**Records provided:**
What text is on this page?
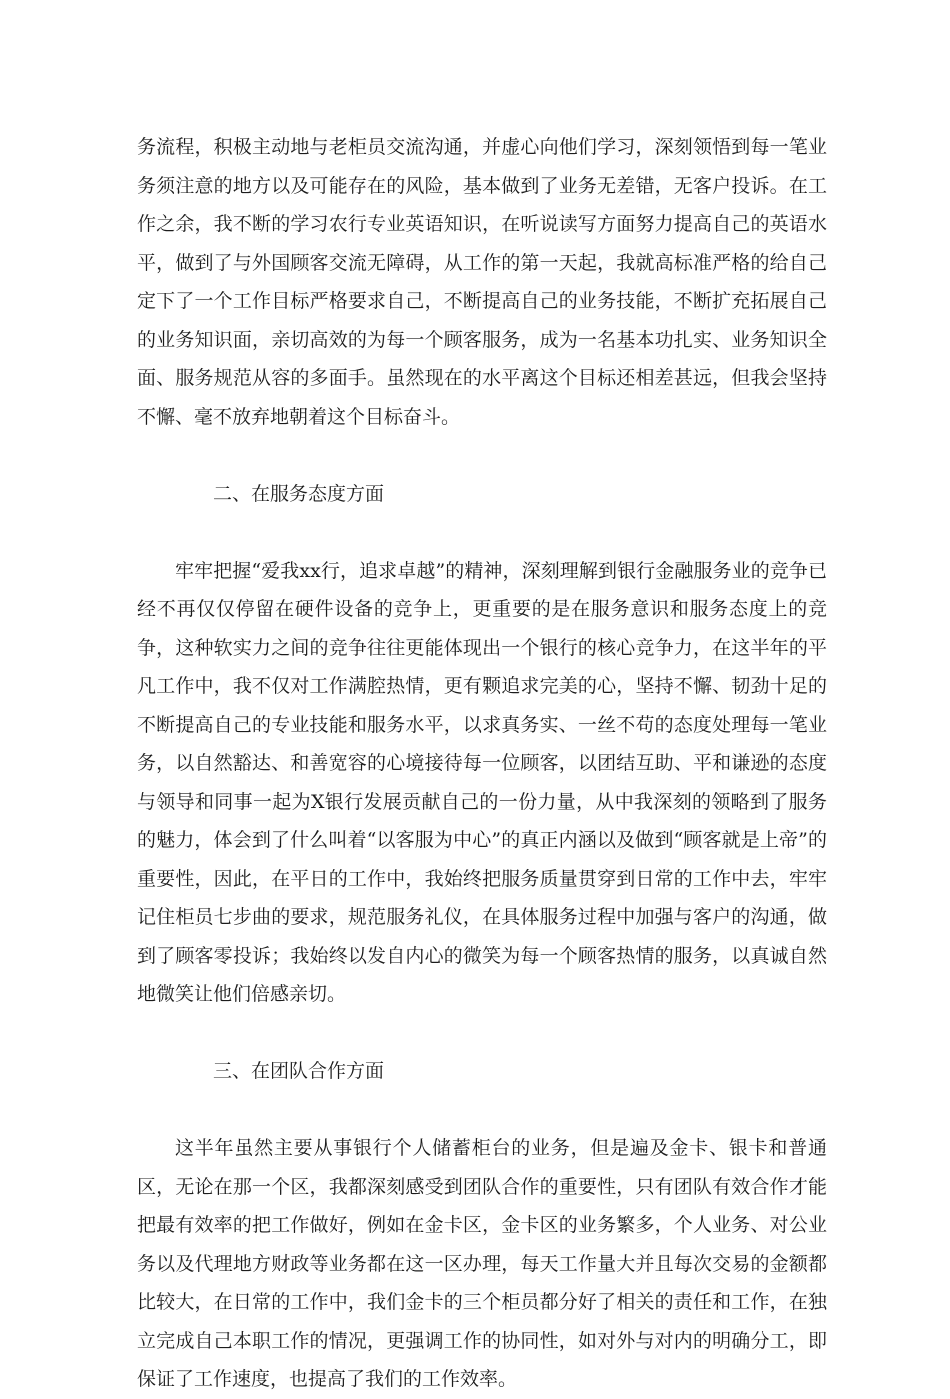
务流程，积极主动地与老柜员交流沟通，并虚心向他们学习，深刻领悟到每一笔业务须注意的地方以及可能存在的风险，基本做到了业务无差错，无客户投诉。在工作之余，我不断的学习农行专业英语知识，在听说读写方面努力提高自己的英语水平，做到了与外国顾客交流无障碍，从工作的第一天起，我就高标准严格的给自己定下了一个工作目标严格要求自己，不断提高自己的业务技能，不断扩充拓展自己的业务知识面，亲切高效的为每一个顾客服务，成为一名基本功扎实、业务知识全面、服务规范从容的多面手。虽然现在的水平离这个目标还相差甚远，但我会坚持不懈、毫不放弃地朝着这个目标奋斗。

二、在服务态度方面

牢牢把握“爱我xx行，追求卓越”的精神，深刻理解到银行金融服务业的竞争已经不再仅仅停留在硬件设备的竞争上，更重要的是在服务意识和服务态度上的竞争，这种软实力之间的竞争往往更能体现出一个银行的核心竞争力，在这半年的平凡工作中，我不仅对工作满腔热情，更有颗追求完美的心，坚持不懈、韧劲十足的不断提高自己的专业技能和服务水平，以求真务实、一丝不苟的态度处理每一笔业务，以自然豁达、和善宽容的心境接待每一位顾客，以团结互助、平和谦逊的态度与领导和同事一起为X银行发展贡献自己的一份力量，从中我深刻的领略到了服务的魅力，体会到了什么叫着“以客服为中心”的真正内涵以及做到“顾客就是上帝”的重要性，因此，在平日的工作中，我始终把服务质量贯穿到日常的工作中去，牢牢记住柜员七步曲的要求，规范服务礼仪，在具体服务过程中加强与客户的沟通，做到了顾客零投诉；我始终以发自内心的微笑为每一个顾客热情的服务，以真诚自然地微笑让他们倍感亲切。

三、在团队合作方面

这半年虽然主要从事银行个人储蓄柜台的业务，但是遍及金卡、银卡和普通区，无论在那一个区，我都深刻感受到团队合作的重要性，只有团队有效合作才能把最有效率的把工作做好，例如在金卡区，金卡区的业务繁多，个人业务、对公业务以及代理地方财政等业务都在这一区办理，每天工作量大并且每次交易的金额都比较大，在日常的工作中，我们金卡的三个柜员都分好了相关的责任和工作，在独立完成自己本职工作的情况，更强调工作的协同性，如对外与对内的明确分工，即保证了工作速度，也提高了我们的工作效率。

**Work to do:**
Copy the records exactly. Skip the pictures.

**Finished task:**
What text is on this page?
务流程，积极主动地与老柜员交流沟通，并虚心向他们学习，深刻领悟到每一笔业务须注意的地方以及可能存在的风险，基本做到了业务无差错，无客户投诉。在工作之余，我不断的学习农行专业英语知识，在听说读写方面努力提高自己的英语水平，做到了与外国顾客交流无障碍，从工作的第一天起，我就高标准严格的给自己定下了一个工作目标严格要求自己，不断提高自己的业务技能，不断扩充拓展自己的业务知识面，亲切高效的为每一个顾客服务，成为一名基本功扎实、业务知识全面、服务规范从容的多面手。虽然现在的水平离这个目标还相差甚远，但我会坚持不懈、毫不放弃地朝着这个目标奋斗。

二、在服务态度方面

牢牢把握“爱我xx行，追求卓越”的精神，深刻理解到银行金融服务业的竞争已经不再仅仅停留在硬件设备的竞争上，更重要的是在服务意识和服务态度上的竞争，这种软实力之间的竞争往往更能体现出一个银行的核心竞争力，在这半年的平凡工作中，我不仅对工作满腔热情，更有颗追求完美的心，坚持不懈、韧劲十足的不断提高自己的专业技能和服务水平，以求真务实、一丝不苟的态度处理每一笔业务，以自然豁达、和善宽容的心境接待每一位顾客，以团结互助、平和谦逊的态度与领导和同事一起为X银行发展贡献自己的一份力量，从中我深刻的领略到了服务的魅力，体会到了什么叫着“以客服为中心”的真正内涵以及做到“顾客就是上帝”的重要性，因此，在平日的工作中，我始终把服务质量贯穿到日常的工作中去，牢牢记住柜员七步曲的要求，规范服务礼仪，在具体服务过程中加强与客户的沟通，做到了顾客零投诉；我始终以发自内心的微笑为每一个顾客热情的服务，以真诚自然地微笑让他们倍感亲切。

三、在团队合作方面

这半年虽然主要从事银行个人储蓄柜台的业务，但是遍及金卡、银卡和普通区，无论在那一个区，我都深刻感受到团队合作的重要性，只有团队有效合作才能把最有效率的把工作做好，例如在金卡区，金卡区的业务繁多，个人业务、对公业务以及代理地方财政等业务都在这一区办理，每天工作量大并且每次交易的金额都比较大，在日常的工作中，我们金卡的三个柜员都分好了相关的责任和工作，在独立完成自己本职工作的情况，更强调工作的协同性，如对外与对内的明确分工，即保证了工作速度，也提高了我们的工作效率。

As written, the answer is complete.